▸ DATASET:
........
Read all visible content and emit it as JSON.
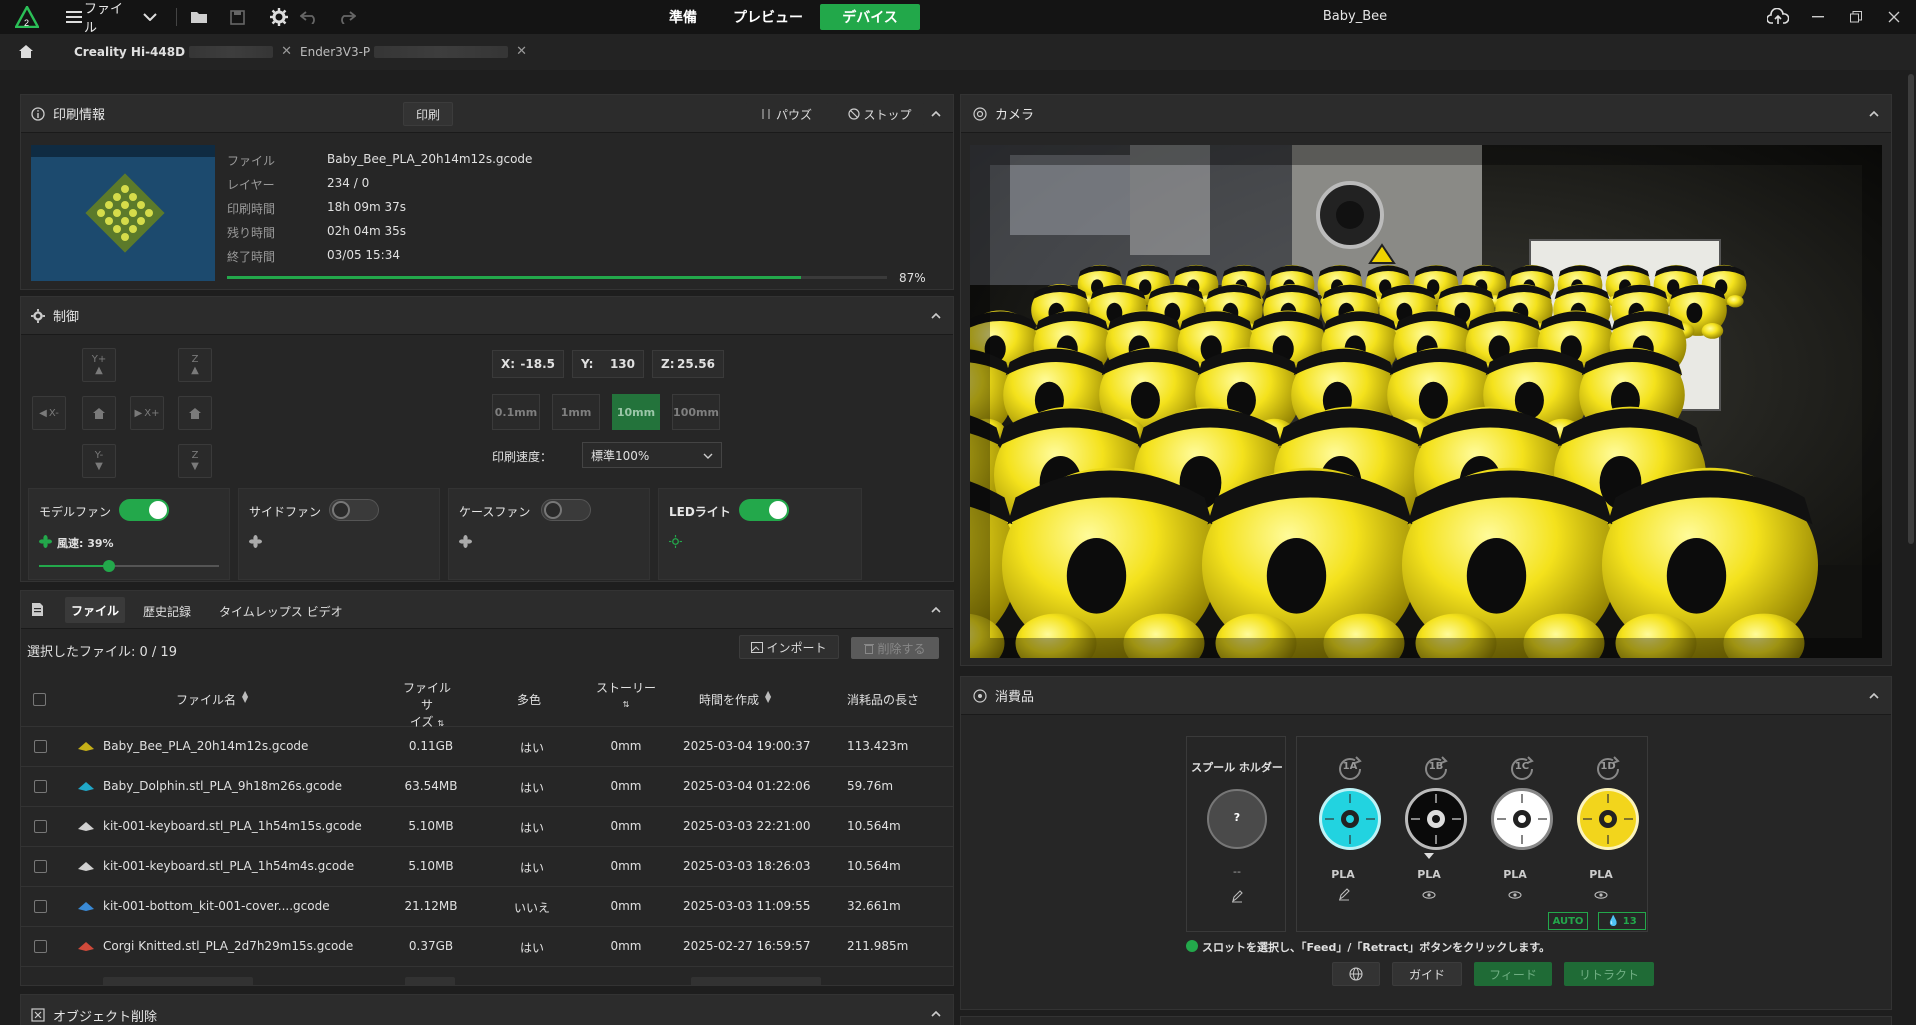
{
  "app": {
    "menu_label": "ファイル",
    "window_title": "Baby_Bee",
    "main_tabs": [
      {
        "label": "準備",
        "active": false
      },
      {
        "label": "プレビュー",
        "active": false
      },
      {
        "label": "デバイス",
        "active": true
      }
    ]
  },
  "device_tabs": [
    {
      "label": "Creality Hi-448D"
    },
    {
      "label": "Ender3V3-P"
    }
  ],
  "print_info": {
    "title": "印刷情報",
    "print_button": "印刷",
    "pause_button": "パウズ",
    "stop_button": "ストップ",
    "fields": [
      {
        "label": "ファイル",
        "value": "Baby_Bee_PLA_20h14m12s.gcode"
      },
      {
        "label": "レイヤー",
        "value": "234 / 0"
      },
      {
        "label": "印刷時間",
        "value": "18h 09m 37s"
      },
      {
        "label": "残り時間",
        "value": "02h 04m 35s"
      },
      {
        "label": "終了時間",
        "value": "03/05 15:34"
      }
    ],
    "progress": 0.87,
    "progress_label": "87%"
  },
  "control": {
    "title": "制御",
    "jog": {
      "y_plus": "Y+",
      "y_minus": "Y-",
      "x_plus": "X+",
      "x_minus": "X-",
      "z_up": "Z",
      "z_down": "Z"
    },
    "coords": [
      {
        "axis": "X:",
        "value": "-18.5"
      },
      {
        "axis": "Y:",
        "value": "130"
      },
      {
        "axis": "Z:",
        "value": "25.56"
      }
    ],
    "steps": [
      {
        "label": "0.1mm",
        "selected": false
      },
      {
        "label": "1mm",
        "selected": false
      },
      {
        "label": "10mm",
        "selected": true
      },
      {
        "label": "100mm",
        "selected": false
      }
    ],
    "speed_label": "印刷速度：",
    "speed_value": "標準100%",
    "fans": [
      {
        "label": "モデルファン",
        "on": true,
        "speed_text": "風速: 39%",
        "speed": 0.39
      },
      {
        "label": "サイドファン",
        "on": false
      },
      {
        "label": "ケースファン",
        "on": false
      },
      {
        "label": "LEDライト",
        "on": true
      }
    ]
  },
  "files": {
    "tabs": [
      {
        "label": "ファイル",
        "active": true
      },
      {
        "label": "歴史記録",
        "active": false
      },
      {
        "label": "タイムレップス ビデオ",
        "active": false
      }
    ],
    "selected_text": "選択したファイル: 0 / 19",
    "import_button": "インポート",
    "delete_button": "削除する",
    "headers": {
      "name": "ファイル名",
      "size_1": "ファイルサ",
      "size_2": "イズ",
      "multicolor": "多色",
      "story_1": "ストーリー",
      "created": "時間を作成",
      "length": "消耗品の長さ"
    },
    "rows": [
      {
        "name": "Baby_Bee_PLA_20h14m12s.gcode",
        "size": "0.11GB",
        "multi": "はい",
        "story": "0mm",
        "created": "2025-03-04 19:00:37",
        "length": "113.423m"
      },
      {
        "name": "Baby_Dolphin.stl_PLA_9h18m26s.gcode",
        "size": "63.54MB",
        "multi": "はい",
        "story": "0mm",
        "created": "2025-03-04 01:22:06",
        "length": "59.76m"
      },
      {
        "name": "kit-001-keyboard.stl_PLA_1h54m15s.gcode",
        "size": "5.10MB",
        "multi": "はい",
        "story": "0mm",
        "created": "2025-03-03 22:21:00",
        "length": "10.564m"
      },
      {
        "name": "kit-001-keyboard.stl_PLA_1h54m4s.gcode",
        "size": "5.10MB",
        "multi": "はい",
        "story": "0mm",
        "created": "2025-03-03 18:26:03",
        "length": "10.564m"
      },
      {
        "name": "kit-001-bottom_kit-001-cover....gcode",
        "size": "21.12MB",
        "multi": "いいえ",
        "story": "0mm",
        "created": "2025-03-03 11:09:55",
        "length": "32.661m"
      },
      {
        "name": "Corgi Knitted.stl_PLA_2d7h29m15s.gcode",
        "size": "0.37GB",
        "multi": "はい",
        "story": "0mm",
        "created": "2025-02-27 16:59:57",
        "length": "211.985m"
      }
    ]
  },
  "object_delete": {
    "title": "オブジェクト削除"
  },
  "camera": {
    "title": "カメラ"
  },
  "consumables": {
    "title": "消費品",
    "spool_holder": "スプール ホルダー",
    "spool_unknown": "?",
    "spool_dash": "--",
    "slots": [
      {
        "id": "1A",
        "type": "PLA",
        "color": "#22d3e0"
      },
      {
        "id": "1B",
        "type": "PLA",
        "color": "#0a0a0a"
      },
      {
        "id": "1C",
        "type": "PLA",
        "color": "#ffffff"
      },
      {
        "id": "1D",
        "type": "PLA",
        "color": "#f2d51c"
      }
    ],
    "auto_badge": "AUTO",
    "humidity": "13",
    "hint": "スロットを選択し、「Feed」/「Retract」ボタンをクリックします。",
    "guide_button": "ガイド",
    "feed_button": "フィード",
    "retract_button": "リトラクト"
  }
}
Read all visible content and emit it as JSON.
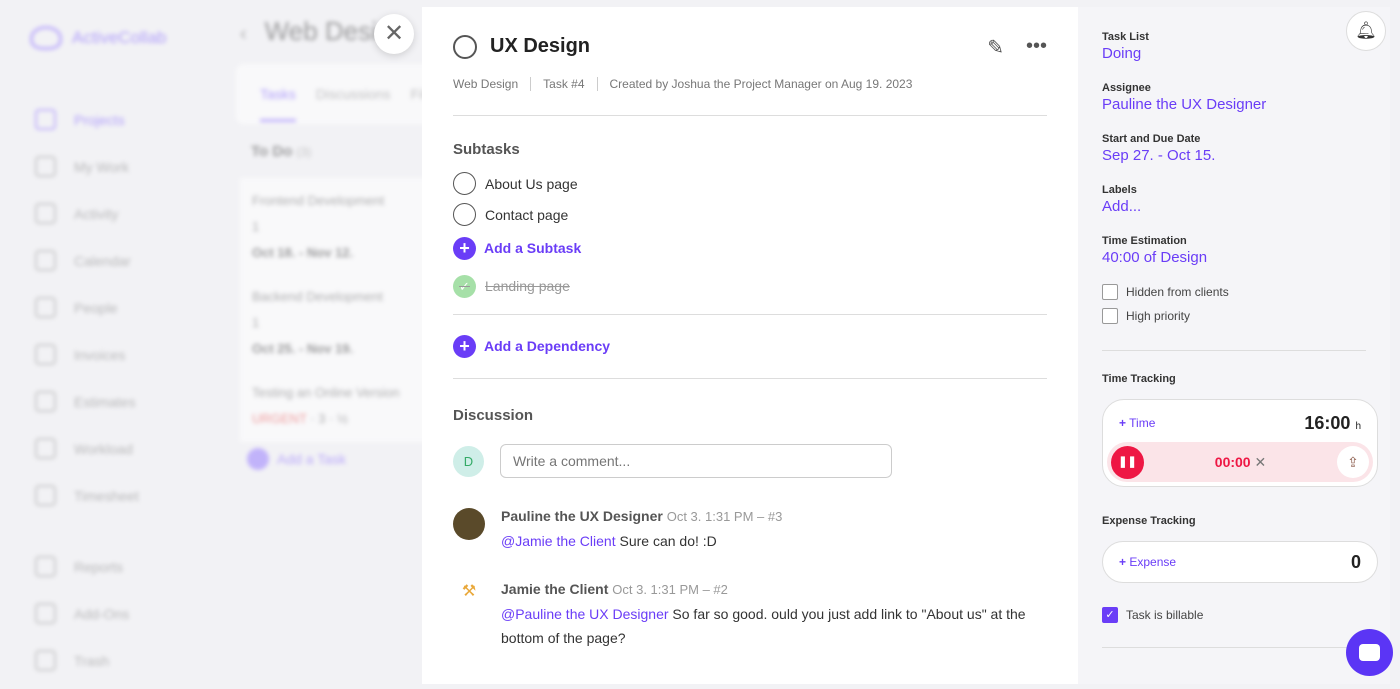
........
▸ DO THIS: Read the lines above. Gather those in which the string "true" is found.

▸ ANSWER TO THIS EXERCISE:
        "active": true
        "selected": true
        "on": true,
        "on": true
        "active": true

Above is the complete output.